* [EXERCISE] For each line that holds "required", copy the line out.

------ DATASET ENTRIES

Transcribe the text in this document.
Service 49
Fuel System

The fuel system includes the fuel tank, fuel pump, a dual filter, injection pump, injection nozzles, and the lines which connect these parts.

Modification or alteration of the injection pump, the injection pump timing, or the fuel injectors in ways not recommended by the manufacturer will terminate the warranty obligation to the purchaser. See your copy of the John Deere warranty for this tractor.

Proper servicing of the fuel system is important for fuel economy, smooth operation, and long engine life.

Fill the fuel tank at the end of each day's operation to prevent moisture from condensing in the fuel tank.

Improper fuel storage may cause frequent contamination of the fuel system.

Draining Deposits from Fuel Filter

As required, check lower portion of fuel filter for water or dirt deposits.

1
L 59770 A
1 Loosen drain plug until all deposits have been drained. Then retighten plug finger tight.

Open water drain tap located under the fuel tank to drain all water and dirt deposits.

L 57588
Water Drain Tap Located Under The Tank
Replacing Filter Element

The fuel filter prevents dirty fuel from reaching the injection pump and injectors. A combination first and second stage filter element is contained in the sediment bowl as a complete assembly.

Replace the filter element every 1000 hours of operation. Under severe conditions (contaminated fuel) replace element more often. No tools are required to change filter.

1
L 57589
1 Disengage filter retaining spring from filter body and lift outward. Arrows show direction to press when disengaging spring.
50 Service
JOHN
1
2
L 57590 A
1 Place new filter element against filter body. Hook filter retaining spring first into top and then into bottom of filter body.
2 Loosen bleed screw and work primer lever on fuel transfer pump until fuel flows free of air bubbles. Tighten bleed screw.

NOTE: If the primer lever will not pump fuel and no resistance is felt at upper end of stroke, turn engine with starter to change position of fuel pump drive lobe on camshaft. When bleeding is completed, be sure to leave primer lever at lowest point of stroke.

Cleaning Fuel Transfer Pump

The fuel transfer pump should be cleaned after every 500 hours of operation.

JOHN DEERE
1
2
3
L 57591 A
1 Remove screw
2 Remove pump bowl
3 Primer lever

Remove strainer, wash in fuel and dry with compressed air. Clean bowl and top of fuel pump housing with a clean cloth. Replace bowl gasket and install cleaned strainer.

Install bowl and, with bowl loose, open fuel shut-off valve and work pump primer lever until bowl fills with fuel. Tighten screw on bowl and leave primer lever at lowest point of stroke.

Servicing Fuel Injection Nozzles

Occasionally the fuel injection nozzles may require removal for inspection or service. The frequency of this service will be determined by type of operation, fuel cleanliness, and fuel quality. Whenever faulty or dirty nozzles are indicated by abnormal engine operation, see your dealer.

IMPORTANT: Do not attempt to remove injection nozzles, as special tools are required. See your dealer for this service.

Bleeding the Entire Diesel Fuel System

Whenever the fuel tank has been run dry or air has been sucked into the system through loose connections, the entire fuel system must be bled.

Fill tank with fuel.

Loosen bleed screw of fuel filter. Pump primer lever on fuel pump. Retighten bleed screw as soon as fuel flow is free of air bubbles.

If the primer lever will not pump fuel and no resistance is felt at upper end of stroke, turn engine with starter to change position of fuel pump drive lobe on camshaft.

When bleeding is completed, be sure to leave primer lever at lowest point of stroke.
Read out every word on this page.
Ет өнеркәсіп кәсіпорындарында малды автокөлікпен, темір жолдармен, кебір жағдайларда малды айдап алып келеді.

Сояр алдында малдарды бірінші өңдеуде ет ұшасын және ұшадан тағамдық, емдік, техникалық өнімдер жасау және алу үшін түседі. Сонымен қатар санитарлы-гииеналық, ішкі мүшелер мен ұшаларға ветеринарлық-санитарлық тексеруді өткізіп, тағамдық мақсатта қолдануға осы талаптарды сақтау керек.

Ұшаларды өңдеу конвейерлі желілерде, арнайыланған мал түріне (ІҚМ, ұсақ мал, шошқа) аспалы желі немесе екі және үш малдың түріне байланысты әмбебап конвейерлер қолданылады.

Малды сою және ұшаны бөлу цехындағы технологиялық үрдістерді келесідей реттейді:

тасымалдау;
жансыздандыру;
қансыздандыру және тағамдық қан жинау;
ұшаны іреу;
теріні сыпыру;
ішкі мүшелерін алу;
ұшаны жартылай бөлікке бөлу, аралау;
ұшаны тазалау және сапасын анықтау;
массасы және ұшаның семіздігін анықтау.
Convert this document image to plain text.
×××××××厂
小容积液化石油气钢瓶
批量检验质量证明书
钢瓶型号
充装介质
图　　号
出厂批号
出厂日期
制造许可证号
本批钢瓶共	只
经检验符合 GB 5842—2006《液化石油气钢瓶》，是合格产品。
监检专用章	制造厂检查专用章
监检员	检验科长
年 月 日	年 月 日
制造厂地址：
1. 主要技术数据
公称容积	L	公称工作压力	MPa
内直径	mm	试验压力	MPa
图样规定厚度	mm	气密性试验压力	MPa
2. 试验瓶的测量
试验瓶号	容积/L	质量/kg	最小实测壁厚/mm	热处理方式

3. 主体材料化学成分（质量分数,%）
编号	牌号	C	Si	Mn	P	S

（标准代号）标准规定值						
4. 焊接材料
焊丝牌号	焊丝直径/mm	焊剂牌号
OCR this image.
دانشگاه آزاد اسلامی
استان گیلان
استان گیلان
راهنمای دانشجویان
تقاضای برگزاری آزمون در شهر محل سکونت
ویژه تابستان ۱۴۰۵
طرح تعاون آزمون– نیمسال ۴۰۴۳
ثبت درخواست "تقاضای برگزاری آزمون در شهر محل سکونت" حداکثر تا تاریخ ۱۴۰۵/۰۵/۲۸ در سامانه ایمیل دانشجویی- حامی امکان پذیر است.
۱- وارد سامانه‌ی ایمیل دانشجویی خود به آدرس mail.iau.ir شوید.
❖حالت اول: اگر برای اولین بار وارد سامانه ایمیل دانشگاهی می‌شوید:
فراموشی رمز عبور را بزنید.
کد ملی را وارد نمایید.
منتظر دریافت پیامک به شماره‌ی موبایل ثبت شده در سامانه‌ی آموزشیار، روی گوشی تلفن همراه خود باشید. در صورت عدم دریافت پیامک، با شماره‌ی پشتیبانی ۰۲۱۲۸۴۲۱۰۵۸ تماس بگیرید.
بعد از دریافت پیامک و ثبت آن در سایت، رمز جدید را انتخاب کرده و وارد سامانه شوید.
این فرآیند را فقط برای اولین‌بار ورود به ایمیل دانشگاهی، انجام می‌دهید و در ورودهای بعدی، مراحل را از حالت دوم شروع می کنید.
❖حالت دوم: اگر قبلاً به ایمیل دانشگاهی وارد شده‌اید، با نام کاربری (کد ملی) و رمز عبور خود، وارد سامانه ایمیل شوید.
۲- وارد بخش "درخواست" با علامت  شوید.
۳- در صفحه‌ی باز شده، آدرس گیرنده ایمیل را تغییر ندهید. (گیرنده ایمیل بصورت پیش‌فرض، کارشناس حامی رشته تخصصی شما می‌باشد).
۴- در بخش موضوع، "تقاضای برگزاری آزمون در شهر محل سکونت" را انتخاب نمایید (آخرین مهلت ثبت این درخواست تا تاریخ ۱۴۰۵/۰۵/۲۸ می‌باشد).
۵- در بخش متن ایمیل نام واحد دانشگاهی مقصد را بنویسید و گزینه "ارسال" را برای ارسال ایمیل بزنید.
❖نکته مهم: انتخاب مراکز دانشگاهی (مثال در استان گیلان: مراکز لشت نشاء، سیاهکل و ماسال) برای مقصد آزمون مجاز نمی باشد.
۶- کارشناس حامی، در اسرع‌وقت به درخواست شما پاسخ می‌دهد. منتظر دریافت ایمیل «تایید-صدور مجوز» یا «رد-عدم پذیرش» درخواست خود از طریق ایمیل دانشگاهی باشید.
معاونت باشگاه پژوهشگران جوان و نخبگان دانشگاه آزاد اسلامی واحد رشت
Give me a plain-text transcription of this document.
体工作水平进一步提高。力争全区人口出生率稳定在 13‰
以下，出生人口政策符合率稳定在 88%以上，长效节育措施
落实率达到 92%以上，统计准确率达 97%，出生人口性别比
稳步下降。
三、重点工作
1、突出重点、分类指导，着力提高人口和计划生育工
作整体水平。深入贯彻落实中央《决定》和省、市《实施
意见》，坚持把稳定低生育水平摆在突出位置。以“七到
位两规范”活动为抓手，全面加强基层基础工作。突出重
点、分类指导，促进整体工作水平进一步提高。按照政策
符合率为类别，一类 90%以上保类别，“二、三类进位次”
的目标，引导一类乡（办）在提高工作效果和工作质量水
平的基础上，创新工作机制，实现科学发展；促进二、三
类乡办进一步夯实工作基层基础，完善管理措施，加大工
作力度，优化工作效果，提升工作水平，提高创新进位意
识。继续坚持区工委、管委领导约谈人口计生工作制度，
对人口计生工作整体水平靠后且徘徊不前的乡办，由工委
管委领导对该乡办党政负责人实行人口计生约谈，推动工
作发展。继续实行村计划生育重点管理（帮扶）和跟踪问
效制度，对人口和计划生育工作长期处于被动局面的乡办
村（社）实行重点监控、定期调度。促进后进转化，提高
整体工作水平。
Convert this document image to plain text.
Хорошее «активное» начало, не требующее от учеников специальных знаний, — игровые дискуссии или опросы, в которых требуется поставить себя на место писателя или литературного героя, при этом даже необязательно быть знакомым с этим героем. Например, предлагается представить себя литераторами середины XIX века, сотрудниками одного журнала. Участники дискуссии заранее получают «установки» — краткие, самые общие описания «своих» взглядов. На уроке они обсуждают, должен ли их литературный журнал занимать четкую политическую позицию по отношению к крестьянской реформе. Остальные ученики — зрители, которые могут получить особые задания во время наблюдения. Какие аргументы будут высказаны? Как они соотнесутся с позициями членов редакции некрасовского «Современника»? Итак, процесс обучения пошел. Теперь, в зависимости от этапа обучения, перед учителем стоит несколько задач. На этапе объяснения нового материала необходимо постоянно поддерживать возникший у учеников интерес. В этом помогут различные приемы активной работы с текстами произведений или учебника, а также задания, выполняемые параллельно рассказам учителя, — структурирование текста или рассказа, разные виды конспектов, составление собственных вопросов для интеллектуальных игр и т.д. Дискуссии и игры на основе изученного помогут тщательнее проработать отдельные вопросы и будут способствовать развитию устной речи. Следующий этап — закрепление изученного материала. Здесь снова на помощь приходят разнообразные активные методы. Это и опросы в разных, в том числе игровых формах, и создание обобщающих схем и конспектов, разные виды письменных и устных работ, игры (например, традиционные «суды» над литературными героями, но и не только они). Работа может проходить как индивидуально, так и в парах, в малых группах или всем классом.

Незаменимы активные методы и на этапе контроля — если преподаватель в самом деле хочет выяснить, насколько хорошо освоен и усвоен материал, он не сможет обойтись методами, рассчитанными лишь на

------------

* [COMPLETED TASK]
As required, check lower portion of fuel filter for water or dirt deposits.
Replace the filter element every 1000 hours of operation. Under severe conditions (contaminated fuel) replace element more often. No tools are required to change filter.
IMPORTANT: Do not attempt to remove injection nozzles, as special tools are required. See your dealer for this service.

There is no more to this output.